Your task »
From the entries below, work out the number of lines that hold the word "JSON", and give that number alone.

Exercise material »
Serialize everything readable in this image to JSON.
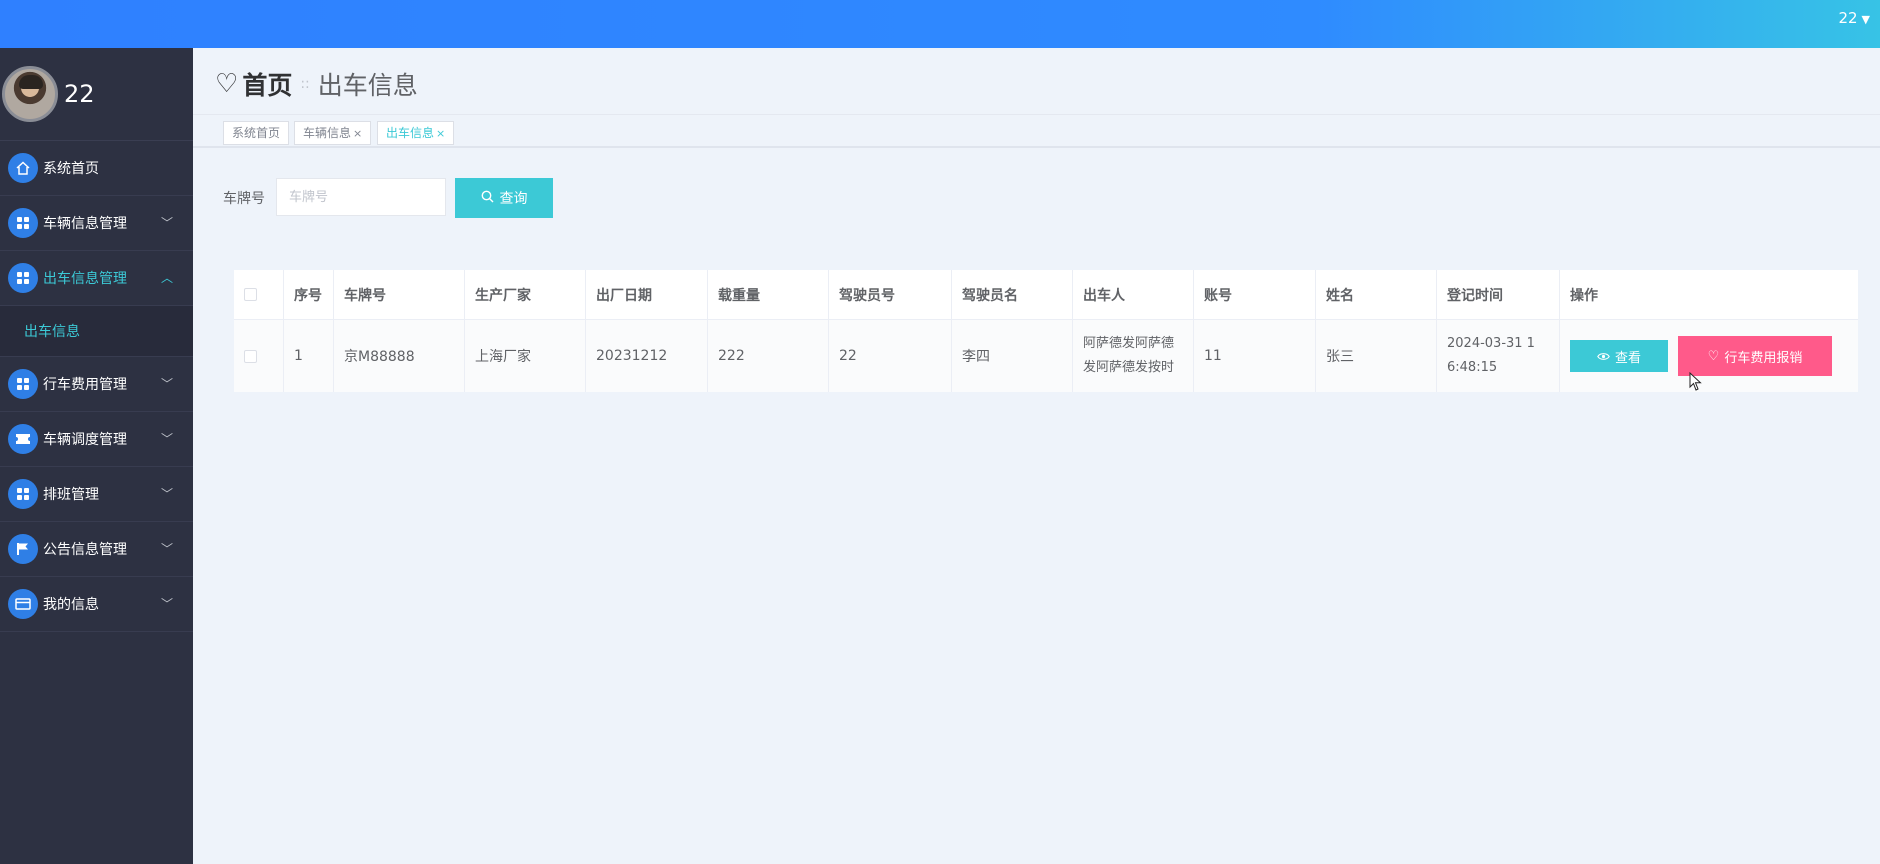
{
  "topbar": {
    "user": "22"
  },
  "sidebar": {
    "username": "22",
    "items": [
      {
        "label": "系统首页",
        "icon": "home-icon"
      },
      {
        "label": "车辆信息管理",
        "icon": "grid-icon"
      },
      {
        "label": "出车信息管理",
        "icon": "grid-icon",
        "active": true,
        "sub": [
          "出车信息"
        ]
      },
      {
        "label": "行车费用管理",
        "icon": "grid-icon"
      },
      {
        "label": "车辆调度管理",
        "icon": "ticket-icon"
      },
      {
        "label": "排班管理",
        "icon": "grid-icon"
      },
      {
        "label": "公告信息管理",
        "icon": "flag-icon"
      },
      {
        "label": "我的信息",
        "icon": "card-icon"
      }
    ]
  },
  "breadcrumb": {
    "home": "首页",
    "current": "出车信息"
  },
  "tags": [
    {
      "label": "系统首页"
    },
    {
      "label": "车辆信息",
      "close": "×"
    },
    {
      "label": "出车信息",
      "close": "×",
      "active": true
    }
  ],
  "search": {
    "label": "车牌号",
    "placeholder": "车牌号",
    "button": "查询"
  },
  "table": {
    "columns": [
      "序号",
      "车牌号",
      "生产厂家",
      "出厂日期",
      "载重量",
      "驾驶员号",
      "驾驶员名",
      "出车人",
      "账号",
      "姓名",
      "登记时间",
      "操作"
    ],
    "rows": [
      {
        "index": "1",
        "plate": "京M88888",
        "maker": "上海厂家",
        "date": "20231212",
        "load": "222",
        "driver_no": "22",
        "driver_name": "李四",
        "dispatcher_line1": "阿萨德发阿萨德",
        "dispatcher_line2": "发阿萨德发按时",
        "account": "11",
        "name": "张三",
        "reg_time_line1": "2024-03-31 1",
        "reg_time_line2": "6:48:15",
        "view_label": "查看",
        "expense_label": "行车费用报销"
      }
    ]
  },
  "colors": {
    "accent": "#3cc9d6",
    "danger": "#ff5a8a",
    "sidebar": "#2d3142",
    "topbar": "#2f80ff"
  }
}
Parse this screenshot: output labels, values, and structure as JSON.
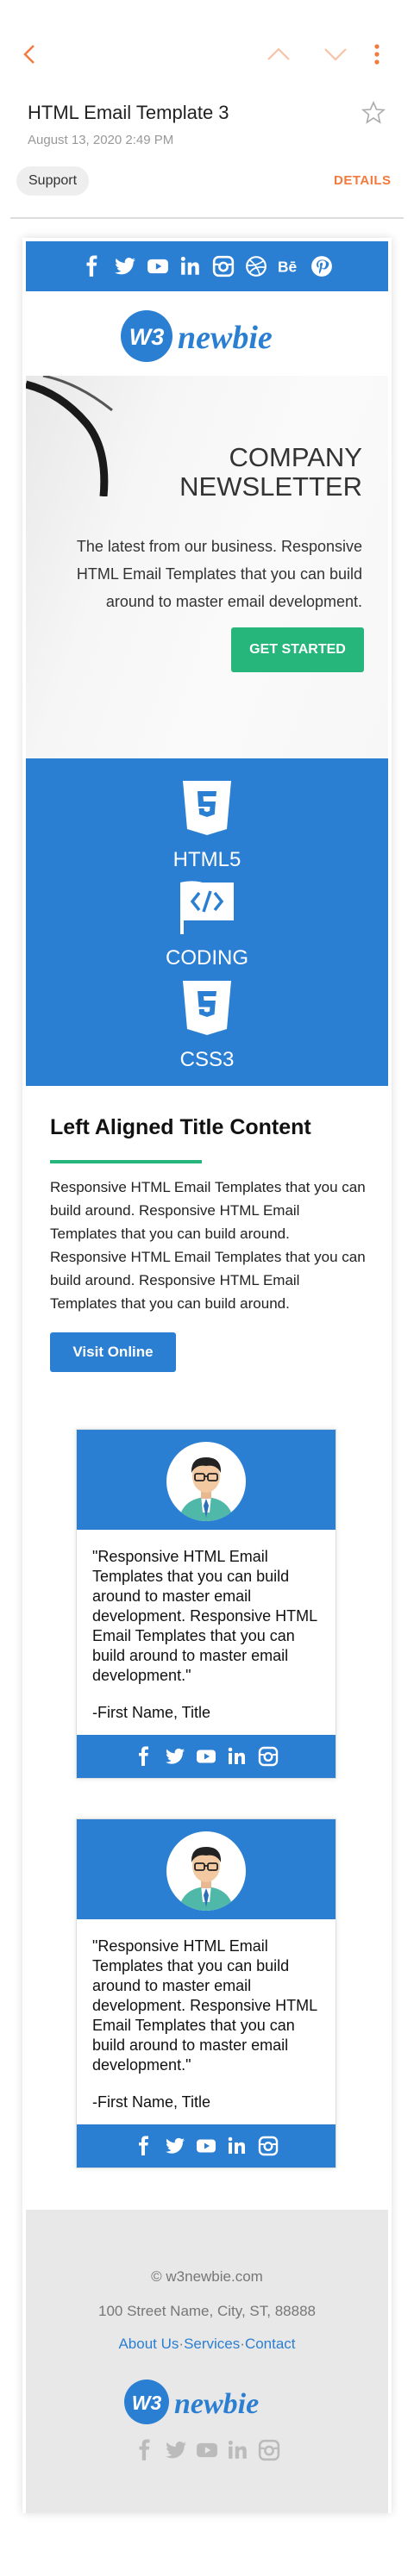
{
  "colors": {
    "accent": "#f37a3e",
    "brand_blue": "#2b7fd3",
    "brand_green": "#26b57a"
  },
  "toolbar": {
    "back_icon": "chevron-left-icon",
    "prev_icon": "chevron-up-icon",
    "next_icon": "chevron-down-icon",
    "more_icon": "more-vertical-icon"
  },
  "message": {
    "subject": "HTML Email Template 3",
    "date": "August 13, 2020  2:49 PM",
    "label": "Support",
    "details": "DETAILS",
    "star_icon": "star-outline-icon"
  },
  "email": {
    "social_icons": [
      "facebook-icon",
      "twitter-icon",
      "youtube-icon",
      "linkedin-icon",
      "instagram-icon",
      "dribbble-icon",
      "behance-icon",
      "pinterest-icon"
    ],
    "logo": {
      "mark": "W3",
      "word": "newbie"
    },
    "hero": {
      "title_line1": "COMPANY",
      "title_line2": "NEWSLETTER",
      "text": "The latest from our business. Responsive HTML Email Templates that you can build around to master email development.",
      "button": "GET STARTED"
    },
    "features": [
      {
        "icon": "html5-icon",
        "label": "HTML5"
      },
      {
        "icon": "coding-flag-icon",
        "label": "CODING"
      },
      {
        "icon": "css3-icon",
        "label": "CSS3"
      }
    ],
    "content": {
      "title": "Left Aligned Title Content",
      "body": "Responsive HTML Email Templates that you can build around. Responsive HTML Email Templates that you can build around. Responsive HTML Email Templates that you can build around. Responsive HTML Email Templates that you can build around.",
      "button": "Visit Online"
    },
    "testimonials": [
      {
        "quote": "\"Responsive HTML Email Templates that you can build around to master email development. Responsive HTML Email Templates that you can build around to master email development.\"",
        "author": "-First Name, Title"
      },
      {
        "quote": "\"Responsive HTML Email Templates that you can build around to master email development. Responsive HTML Email Templates that you can build around to master email development.\"",
        "author": "-First Name, Title"
      }
    ],
    "card_social_icons": [
      "facebook-icon",
      "twitter-icon",
      "youtube-icon",
      "linkedin-icon",
      "instagram-icon"
    ],
    "footer": {
      "copyright": "© w3newbie.com",
      "address": "100 Street Name, City, ST, 88888",
      "link_about": "About Us",
      "link_services": "Services",
      "link_contact": "Contact",
      "separator": "·"
    }
  }
}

Answer for this exercise »
2